What you are asked to do:
Make a tally of the lines in the records that include the string "allowed", and give only that number.

Stored rows:

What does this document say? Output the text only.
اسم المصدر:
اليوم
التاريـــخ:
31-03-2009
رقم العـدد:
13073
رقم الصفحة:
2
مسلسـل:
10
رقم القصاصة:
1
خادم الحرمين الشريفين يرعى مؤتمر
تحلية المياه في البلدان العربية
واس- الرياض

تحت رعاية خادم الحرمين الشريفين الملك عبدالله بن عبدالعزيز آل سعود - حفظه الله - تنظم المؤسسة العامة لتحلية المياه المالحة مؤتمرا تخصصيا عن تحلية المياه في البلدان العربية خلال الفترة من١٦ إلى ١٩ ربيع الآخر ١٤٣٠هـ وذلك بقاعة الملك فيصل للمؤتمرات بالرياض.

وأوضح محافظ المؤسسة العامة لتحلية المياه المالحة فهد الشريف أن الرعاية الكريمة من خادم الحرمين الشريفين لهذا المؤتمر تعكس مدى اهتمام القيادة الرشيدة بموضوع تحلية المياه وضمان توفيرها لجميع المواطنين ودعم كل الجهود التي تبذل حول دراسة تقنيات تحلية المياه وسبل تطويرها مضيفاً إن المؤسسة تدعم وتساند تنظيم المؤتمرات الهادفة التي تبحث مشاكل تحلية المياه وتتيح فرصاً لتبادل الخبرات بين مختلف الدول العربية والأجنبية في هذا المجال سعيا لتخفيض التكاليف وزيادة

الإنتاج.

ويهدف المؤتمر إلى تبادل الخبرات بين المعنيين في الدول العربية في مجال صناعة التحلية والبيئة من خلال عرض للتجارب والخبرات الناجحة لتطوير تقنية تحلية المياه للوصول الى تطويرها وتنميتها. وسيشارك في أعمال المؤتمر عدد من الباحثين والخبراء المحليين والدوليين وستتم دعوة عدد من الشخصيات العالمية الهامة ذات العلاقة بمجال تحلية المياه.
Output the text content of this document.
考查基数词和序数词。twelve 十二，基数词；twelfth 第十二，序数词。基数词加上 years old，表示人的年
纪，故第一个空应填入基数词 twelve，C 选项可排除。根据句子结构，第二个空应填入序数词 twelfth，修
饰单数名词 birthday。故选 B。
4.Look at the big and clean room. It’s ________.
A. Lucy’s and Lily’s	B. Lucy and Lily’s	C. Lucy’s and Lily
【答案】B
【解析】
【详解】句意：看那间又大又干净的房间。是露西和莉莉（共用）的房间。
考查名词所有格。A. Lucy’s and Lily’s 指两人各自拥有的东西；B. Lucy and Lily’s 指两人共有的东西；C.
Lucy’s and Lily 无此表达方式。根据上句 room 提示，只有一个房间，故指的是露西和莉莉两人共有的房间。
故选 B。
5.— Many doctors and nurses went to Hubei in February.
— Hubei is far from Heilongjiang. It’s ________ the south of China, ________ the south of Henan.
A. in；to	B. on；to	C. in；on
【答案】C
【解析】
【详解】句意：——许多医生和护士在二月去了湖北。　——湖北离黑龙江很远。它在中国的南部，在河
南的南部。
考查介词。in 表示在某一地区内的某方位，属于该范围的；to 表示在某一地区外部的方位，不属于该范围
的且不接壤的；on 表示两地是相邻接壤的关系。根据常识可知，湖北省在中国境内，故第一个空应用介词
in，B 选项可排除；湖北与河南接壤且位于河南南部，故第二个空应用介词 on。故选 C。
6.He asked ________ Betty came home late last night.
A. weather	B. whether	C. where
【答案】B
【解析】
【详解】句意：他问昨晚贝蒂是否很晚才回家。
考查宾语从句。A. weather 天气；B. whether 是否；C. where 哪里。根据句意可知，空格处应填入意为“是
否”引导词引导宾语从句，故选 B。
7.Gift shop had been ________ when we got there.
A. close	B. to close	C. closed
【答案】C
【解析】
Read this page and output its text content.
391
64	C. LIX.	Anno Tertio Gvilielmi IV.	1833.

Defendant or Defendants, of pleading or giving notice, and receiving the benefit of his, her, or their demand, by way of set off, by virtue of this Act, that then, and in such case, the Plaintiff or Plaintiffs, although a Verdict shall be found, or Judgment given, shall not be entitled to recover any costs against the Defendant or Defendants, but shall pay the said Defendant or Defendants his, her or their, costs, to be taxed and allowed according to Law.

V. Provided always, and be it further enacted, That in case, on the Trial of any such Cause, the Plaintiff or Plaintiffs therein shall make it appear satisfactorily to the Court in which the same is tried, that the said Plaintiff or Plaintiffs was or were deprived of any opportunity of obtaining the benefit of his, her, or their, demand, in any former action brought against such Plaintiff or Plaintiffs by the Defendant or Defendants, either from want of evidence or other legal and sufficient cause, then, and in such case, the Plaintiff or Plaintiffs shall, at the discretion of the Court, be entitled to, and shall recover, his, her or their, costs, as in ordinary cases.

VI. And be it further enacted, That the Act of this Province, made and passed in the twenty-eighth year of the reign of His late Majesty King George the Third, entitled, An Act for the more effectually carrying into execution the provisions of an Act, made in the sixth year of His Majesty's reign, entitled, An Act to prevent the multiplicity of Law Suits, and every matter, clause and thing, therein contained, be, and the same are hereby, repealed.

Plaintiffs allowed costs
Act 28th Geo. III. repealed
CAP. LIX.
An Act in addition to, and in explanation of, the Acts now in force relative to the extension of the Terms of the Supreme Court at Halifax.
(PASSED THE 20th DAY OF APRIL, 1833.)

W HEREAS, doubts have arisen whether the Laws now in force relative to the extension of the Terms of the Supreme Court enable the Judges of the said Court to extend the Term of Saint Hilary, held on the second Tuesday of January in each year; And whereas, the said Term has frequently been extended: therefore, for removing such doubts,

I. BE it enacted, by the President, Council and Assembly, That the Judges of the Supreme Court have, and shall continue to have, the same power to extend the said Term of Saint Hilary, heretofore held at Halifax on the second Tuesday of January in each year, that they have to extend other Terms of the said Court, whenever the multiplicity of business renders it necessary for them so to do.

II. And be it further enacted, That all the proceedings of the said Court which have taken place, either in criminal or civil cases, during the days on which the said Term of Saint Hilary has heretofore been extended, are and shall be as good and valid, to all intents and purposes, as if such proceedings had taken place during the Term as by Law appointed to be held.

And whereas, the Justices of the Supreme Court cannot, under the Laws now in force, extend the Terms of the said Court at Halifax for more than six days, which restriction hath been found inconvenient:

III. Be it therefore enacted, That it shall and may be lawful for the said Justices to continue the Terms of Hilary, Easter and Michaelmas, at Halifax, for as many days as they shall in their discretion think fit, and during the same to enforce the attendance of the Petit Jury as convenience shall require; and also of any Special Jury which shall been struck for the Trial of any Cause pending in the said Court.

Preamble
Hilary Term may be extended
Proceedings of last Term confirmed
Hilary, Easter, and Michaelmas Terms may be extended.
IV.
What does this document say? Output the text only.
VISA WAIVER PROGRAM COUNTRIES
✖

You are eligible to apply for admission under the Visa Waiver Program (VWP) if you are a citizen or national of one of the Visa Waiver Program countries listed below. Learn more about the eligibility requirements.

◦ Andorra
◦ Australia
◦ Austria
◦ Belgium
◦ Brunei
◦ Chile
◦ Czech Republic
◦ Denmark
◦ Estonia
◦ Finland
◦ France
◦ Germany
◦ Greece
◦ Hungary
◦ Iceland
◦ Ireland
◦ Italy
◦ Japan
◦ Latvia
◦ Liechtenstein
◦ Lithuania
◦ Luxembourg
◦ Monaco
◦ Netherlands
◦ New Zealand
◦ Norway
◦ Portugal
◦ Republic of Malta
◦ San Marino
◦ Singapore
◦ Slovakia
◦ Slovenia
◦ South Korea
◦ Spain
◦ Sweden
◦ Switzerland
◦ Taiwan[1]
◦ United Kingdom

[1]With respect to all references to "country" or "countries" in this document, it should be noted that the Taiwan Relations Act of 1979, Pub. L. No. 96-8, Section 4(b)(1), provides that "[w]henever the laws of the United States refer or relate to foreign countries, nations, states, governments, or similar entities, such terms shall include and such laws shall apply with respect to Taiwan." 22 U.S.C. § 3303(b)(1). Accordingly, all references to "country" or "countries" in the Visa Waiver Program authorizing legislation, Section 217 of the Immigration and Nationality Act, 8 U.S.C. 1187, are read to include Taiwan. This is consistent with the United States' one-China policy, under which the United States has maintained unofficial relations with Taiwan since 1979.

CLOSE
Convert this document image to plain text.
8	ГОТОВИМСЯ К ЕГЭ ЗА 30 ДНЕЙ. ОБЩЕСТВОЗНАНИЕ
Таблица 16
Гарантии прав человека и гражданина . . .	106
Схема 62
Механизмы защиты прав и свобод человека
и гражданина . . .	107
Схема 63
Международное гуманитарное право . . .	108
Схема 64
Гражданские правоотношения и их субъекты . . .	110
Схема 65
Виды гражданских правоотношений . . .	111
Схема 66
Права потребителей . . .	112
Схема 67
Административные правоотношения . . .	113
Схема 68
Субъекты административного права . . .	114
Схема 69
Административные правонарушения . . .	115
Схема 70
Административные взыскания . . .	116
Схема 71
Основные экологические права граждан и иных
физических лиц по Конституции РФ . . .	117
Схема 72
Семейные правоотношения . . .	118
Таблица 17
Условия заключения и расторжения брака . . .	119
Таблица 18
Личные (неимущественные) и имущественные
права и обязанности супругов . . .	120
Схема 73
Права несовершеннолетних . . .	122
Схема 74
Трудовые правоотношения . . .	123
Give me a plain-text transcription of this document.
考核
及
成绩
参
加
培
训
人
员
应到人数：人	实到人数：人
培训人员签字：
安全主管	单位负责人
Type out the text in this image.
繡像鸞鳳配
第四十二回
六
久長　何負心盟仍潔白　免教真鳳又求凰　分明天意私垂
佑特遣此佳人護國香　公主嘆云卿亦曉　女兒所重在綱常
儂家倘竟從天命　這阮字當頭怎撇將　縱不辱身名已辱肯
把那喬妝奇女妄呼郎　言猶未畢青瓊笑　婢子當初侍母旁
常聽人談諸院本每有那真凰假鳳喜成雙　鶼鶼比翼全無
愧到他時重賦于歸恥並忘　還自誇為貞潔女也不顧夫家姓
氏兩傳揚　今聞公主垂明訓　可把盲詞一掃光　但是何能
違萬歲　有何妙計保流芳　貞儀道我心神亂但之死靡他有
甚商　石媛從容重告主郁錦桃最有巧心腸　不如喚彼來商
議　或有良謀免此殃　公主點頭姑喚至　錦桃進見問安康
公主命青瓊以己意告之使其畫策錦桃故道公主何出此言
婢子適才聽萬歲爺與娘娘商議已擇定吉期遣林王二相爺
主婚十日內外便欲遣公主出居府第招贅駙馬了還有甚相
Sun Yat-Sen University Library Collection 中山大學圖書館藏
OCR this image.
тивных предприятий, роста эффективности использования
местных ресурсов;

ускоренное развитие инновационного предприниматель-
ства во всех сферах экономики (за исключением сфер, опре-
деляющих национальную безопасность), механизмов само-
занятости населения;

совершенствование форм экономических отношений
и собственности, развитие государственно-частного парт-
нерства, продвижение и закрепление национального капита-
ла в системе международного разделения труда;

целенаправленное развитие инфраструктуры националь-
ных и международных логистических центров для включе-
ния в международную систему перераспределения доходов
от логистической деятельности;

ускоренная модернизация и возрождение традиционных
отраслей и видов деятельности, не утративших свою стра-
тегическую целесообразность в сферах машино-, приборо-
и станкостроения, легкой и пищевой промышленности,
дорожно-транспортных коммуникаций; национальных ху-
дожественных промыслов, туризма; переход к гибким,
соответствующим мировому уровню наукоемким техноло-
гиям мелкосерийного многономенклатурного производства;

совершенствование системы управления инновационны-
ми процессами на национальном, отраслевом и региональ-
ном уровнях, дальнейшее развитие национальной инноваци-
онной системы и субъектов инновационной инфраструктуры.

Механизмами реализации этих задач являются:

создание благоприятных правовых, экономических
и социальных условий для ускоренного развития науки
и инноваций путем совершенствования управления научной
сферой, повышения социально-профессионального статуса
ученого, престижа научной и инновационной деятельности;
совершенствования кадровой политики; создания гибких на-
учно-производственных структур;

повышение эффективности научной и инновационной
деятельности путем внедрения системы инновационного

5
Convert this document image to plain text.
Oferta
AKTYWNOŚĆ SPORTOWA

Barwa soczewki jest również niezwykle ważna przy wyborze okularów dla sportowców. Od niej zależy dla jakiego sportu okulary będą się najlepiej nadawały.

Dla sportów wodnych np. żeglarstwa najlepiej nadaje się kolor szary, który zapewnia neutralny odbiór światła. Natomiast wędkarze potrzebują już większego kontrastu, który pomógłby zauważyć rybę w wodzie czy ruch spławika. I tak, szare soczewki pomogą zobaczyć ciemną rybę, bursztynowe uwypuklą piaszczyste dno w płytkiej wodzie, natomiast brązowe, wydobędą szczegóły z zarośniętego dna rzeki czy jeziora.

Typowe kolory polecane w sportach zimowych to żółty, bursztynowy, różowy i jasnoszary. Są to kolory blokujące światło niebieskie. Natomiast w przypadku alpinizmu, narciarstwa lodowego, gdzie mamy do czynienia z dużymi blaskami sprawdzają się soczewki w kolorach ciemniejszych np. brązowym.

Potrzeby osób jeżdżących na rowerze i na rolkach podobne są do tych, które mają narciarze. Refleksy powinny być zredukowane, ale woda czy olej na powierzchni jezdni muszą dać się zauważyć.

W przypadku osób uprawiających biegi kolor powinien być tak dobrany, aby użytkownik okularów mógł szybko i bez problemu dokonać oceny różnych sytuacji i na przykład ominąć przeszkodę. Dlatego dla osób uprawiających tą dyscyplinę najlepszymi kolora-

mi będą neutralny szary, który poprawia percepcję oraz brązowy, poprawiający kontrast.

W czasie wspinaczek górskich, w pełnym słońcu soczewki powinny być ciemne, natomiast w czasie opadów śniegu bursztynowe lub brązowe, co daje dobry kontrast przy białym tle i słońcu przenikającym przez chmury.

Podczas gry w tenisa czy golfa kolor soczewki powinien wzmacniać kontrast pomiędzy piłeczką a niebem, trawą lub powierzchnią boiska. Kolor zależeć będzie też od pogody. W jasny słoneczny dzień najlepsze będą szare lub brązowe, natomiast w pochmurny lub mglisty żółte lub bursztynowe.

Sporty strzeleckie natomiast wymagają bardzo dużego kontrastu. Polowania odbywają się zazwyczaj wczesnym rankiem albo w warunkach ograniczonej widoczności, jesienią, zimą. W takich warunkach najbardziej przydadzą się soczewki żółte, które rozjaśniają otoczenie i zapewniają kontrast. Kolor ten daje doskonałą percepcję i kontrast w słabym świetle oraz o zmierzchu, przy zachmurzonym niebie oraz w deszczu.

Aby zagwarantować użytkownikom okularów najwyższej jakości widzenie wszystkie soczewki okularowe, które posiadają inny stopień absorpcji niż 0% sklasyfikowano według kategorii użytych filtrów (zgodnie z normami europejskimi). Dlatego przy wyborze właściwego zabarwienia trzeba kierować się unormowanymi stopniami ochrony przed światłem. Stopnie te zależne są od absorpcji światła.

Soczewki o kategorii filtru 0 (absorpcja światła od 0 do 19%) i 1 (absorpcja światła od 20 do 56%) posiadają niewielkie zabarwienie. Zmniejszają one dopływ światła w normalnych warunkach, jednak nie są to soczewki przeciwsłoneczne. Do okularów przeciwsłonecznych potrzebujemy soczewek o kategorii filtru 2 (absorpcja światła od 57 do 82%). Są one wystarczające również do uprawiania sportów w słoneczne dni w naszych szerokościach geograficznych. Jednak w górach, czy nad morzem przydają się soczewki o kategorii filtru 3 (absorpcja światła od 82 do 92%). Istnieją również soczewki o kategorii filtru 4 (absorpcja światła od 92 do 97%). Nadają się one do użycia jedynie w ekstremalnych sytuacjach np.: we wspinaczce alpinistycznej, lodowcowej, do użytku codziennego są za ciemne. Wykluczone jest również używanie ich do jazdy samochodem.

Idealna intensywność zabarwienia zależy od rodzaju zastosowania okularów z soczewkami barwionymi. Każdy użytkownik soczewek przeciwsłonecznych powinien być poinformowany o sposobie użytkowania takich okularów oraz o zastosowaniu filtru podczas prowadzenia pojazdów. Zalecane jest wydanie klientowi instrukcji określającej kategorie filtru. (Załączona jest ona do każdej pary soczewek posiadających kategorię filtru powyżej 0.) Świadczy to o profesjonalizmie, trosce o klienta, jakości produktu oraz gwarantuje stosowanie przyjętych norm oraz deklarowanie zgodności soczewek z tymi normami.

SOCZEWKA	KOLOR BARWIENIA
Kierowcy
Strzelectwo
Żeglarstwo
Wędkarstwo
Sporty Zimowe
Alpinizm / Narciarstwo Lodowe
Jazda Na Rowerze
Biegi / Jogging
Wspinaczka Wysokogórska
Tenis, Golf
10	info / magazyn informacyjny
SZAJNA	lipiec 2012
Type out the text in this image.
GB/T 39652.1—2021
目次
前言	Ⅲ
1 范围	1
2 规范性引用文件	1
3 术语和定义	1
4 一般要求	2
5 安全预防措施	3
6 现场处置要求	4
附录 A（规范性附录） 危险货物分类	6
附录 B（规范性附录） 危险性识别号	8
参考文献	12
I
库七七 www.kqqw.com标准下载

Reply to the exercise:
2